> _What this task involves_
Copy, from the entries below, each line where the word "Всемирной" can be found.
╭─ Entries provided
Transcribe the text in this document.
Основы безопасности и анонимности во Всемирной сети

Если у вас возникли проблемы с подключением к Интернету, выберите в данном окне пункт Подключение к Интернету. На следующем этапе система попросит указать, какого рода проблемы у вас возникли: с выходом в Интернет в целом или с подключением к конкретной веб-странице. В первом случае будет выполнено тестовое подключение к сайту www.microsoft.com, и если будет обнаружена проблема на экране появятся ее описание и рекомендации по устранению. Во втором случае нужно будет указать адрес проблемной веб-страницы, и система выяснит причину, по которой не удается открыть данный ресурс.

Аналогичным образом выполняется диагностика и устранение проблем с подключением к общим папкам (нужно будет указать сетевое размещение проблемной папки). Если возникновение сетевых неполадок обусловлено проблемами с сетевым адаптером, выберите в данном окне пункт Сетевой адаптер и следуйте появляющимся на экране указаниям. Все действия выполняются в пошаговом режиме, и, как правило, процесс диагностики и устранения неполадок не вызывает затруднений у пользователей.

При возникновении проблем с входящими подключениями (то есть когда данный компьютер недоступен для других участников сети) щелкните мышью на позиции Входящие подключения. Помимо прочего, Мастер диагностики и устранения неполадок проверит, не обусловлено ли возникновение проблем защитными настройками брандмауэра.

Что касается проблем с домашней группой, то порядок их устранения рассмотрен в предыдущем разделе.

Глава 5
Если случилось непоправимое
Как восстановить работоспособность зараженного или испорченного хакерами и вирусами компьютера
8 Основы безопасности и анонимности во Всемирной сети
╰─
> _The solution_
Основы безопасности и анонимности во Всемирной сети
8 Основы безопасности и анонимности во Всемирной сети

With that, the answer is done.